### Work to do
Leave out the pictures and return every entry exactly as it appears.

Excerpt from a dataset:
/---
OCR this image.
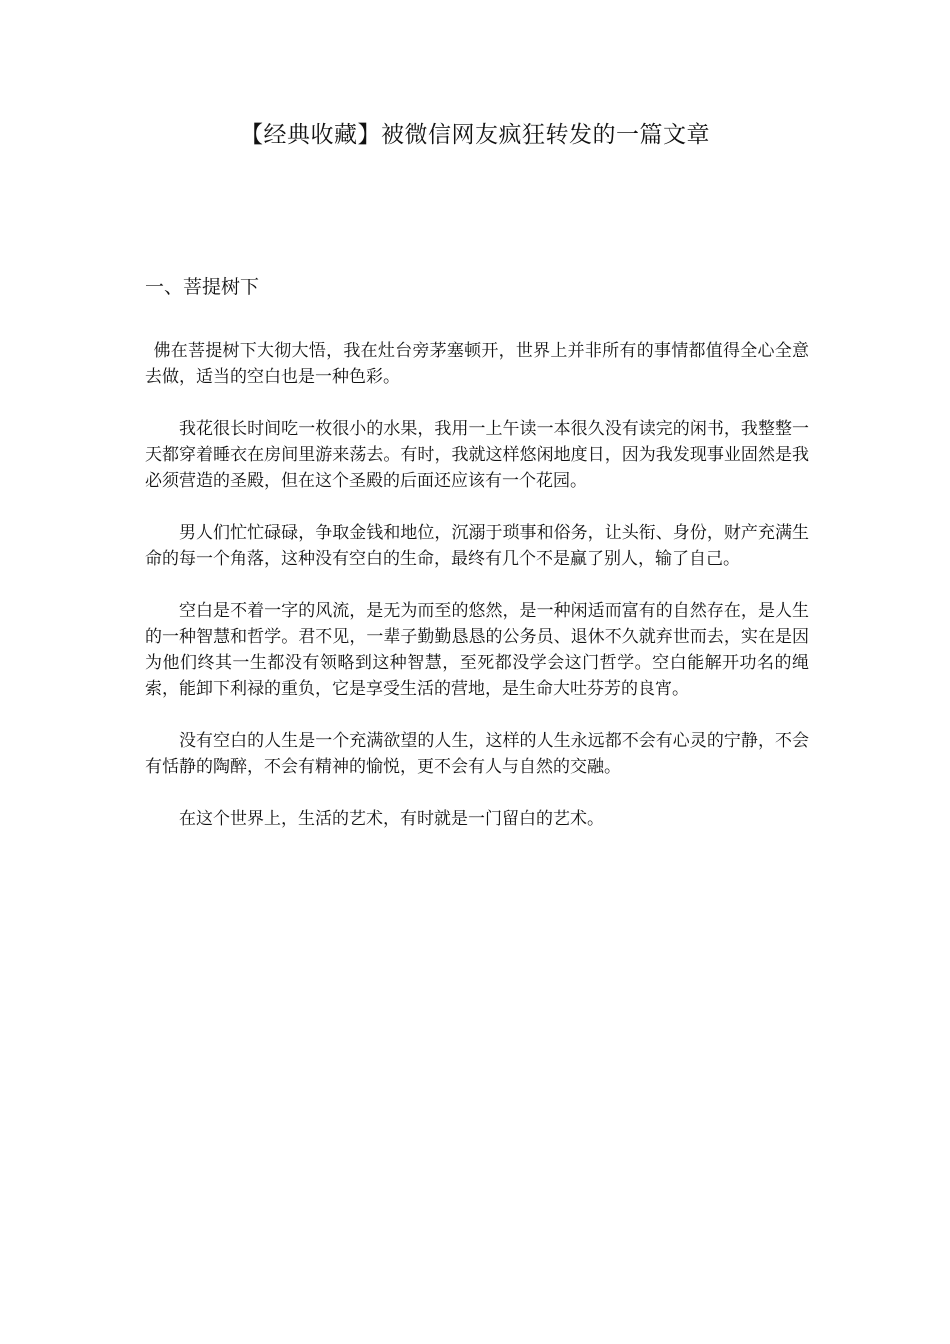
【经典收藏】被微信网友疯狂转发的一篇文章
一、菩提树下

佛在菩提树下大彻大悟，我在灶台旁茅塞顿开，世界上并非所有的事情都值得全心全意去做，适当的空白也是一种色彩。

我花很长时间吃一枚很小的水果，我用一上午读一本很久没有读完的闲书，我整整一天都穿着睡衣在房间里游来荡去。有时，我就这样悠闲地度日，因为我发现事业固然是我必须营造的圣殿，但在这个圣殿的后面还应该有一个花园。

男人们忙忙碌碌，争取金钱和地位，沉溺于琐事和俗务，让头衔、身份，财产充满生命的每一个角落，这种没有空白的生命，最终有几个不是赢了别人，输了自己。

空白是不着一字的风流，是无为而至的悠然，是一种闲适而富有的自然存在，是人生的一种智慧和哲学。君不见，一辈子勤勤恳恳的公务员、退休不久就弃世而去，实在是因为他们终其一生都没有领略到这种智慧，至死都没学会这门哲学。空白能解开功名的绳索，能卸下利禄的重负，它是享受生活的营地，是生命大吐芬芳的良宵。

没有空白的人生是一个充满欲望的人生，这样的人生永远都不会有心灵的宁静，不会有恬静的陶醉，不会有精神的愉悦，更不会有人与自然的交融。

在这个世界上，生活的艺术，有时就是一门留白的艺术。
\---
### Answer below
OCR this image.
【经典收藏】被微信网友疯狂转发的一篇文章
一、菩提树下

佛在菩提树下大彻大悟，我在灶台旁茅塞顿开，世界上并非所有的事情都值得全心全意去做，适当的空白也是一种色彩。

我花很长时间吃一枚很小的水果，我用一上午读一本很久没有读完的闲书，我整整一天都穿着睡衣在房间里游来荡去。有时，我就这样悠闲地度日，因为我发现事业固然是我必须营造的圣殿，但在这个圣殿的后面还应该有一个花园。

男人们忙忙碌碌，争取金钱和地位，沉溺于琐事和俗务，让头衔、身份，财产充满生命的每一个角落，这种没有空白的生命，最终有几个不是赢了别人，输了自己。

空白是不着一字的风流，是无为而至的悠然，是一种闲适而富有的自然存在，是人生的一种智慧和哲学。君不见，一辈子勤勤恳恳的公务员、退休不久就弃世而去，实在是因为他们终其一生都没有领略到这种智慧，至死都没学会这门哲学。空白能解开功名的绳索，能卸下利禄的重负，它是享受生活的营地，是生命大吐芬芳的良宵。

没有空白的人生是一个充满欲望的人生，这样的人生永远都不会有心灵的宁静，不会有恬静的陶醉，不会有精神的愉悦，更不会有人与自然的交融。

在这个世界上，生活的艺术，有时就是一门留白的艺术。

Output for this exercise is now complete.